## Exercise description
Please output every line of the material as it stands, without the pictures.

## Data in this exercise
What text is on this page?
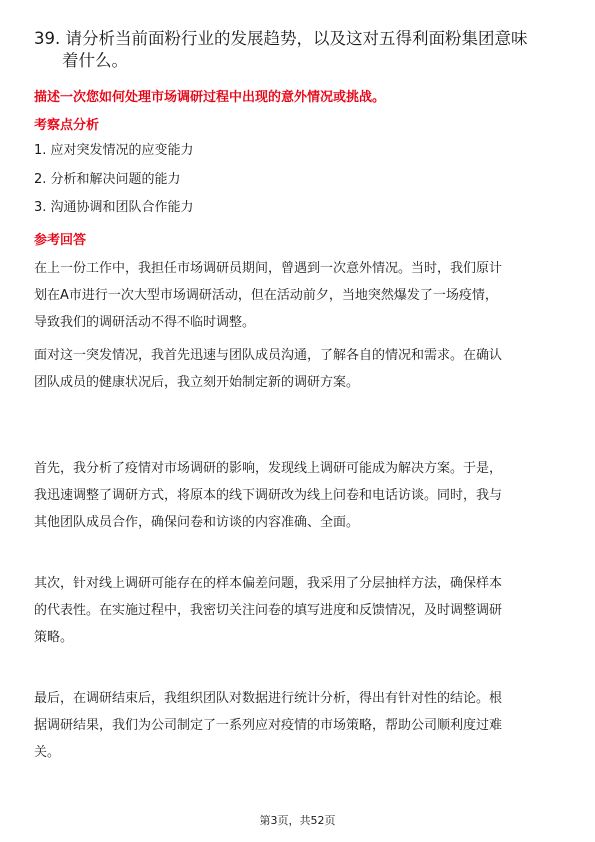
39. 请分析当前面粉行业的发展趋势，以及这对五得利面粉集团意味
着什么。
描述一次您如何处理市场调研过程中出现的意外情况或挑战。
考察点分析
1. 应对突发情况的应变能力
2. 分析和解决问题的能力
3. 沟通协调和团队合作能力
参考回答
在上一份工作中，我担任市场调研员期间，曾遇到一次意外情况。当时，我们原计
划在A市进行一次大型市场调研活动，但在活动前夕，当地突然爆发了一场疫情，
导致我们的调研活动不得不临时调整。
面对这一突发情况，我首先迅速与团队成员沟通，了解各自的情况和需求。在确认
团队成员的健康状况后，我立刻开始制定新的调研方案。
首先，我分析了疫情对市场调研的影响，发现线上调研可能成为解决方案。于是，
我迅速调整了调研方式，将原本的线下调研改为线上问卷和电话访谈。同时，我与
其他团队成员合作，确保问卷和访谈的内容准确、全面。
其次，针对线上调研可能存在的样本偏差问题，我采用了分层抽样方法，确保样本
的代表性。在实施过程中，我密切关注问卷的填写进度和反馈情况，及时调整调研
策略。
最后，在调研结束后，我组织团队对数据进行统计分析，得出有针对性的结论。根
据调研结果，我们为公司制定了一系列应对疫情的市场策略，帮助公司顺利度过难
关。
第3页，共52页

## Full output
What text is on this page?
39. 请分析当前面粉行业的发展趋势，以及这对五得利面粉集团意味
着什么。
描述一次您如何处理市场调研过程中出现的意外情况或挑战。
考察点分析
1. 应对突发情况的应变能力
2. 分析和解决问题的能力
3. 沟通协调和团队合作能力
参考回答
在上一份工作中，我担任市场调研员期间，曾遇到一次意外情况。当时，我们原计
划在A市进行一次大型市场调研活动，但在活动前夕，当地突然爆发了一场疫情，
导致我们的调研活动不得不临时调整。
面对这一突发情况，我首先迅速与团队成员沟通，了解各自的情况和需求。在确认
团队成员的健康状况后，我立刻开始制定新的调研方案。
首先，我分析了疫情对市场调研的影响，发现线上调研可能成为解决方案。于是，
我迅速调整了调研方式，将原本的线下调研改为线上问卷和电话访谈。同时，我与
其他团队成员合作，确保问卷和访谈的内容准确、全面。
其次，针对线上调研可能存在的样本偏差问题，我采用了分层抽样方法，确保样本
的代表性。在实施过程中，我密切关注问卷的填写进度和反馈情况，及时调整调研
策略。
最后，在调研结束后，我组织团队对数据进行统计分析，得出有针对性的结论。根
据调研结果，我们为公司制定了一系列应对疫情的市场策略，帮助公司顺利度过难
关。
第3页，共52页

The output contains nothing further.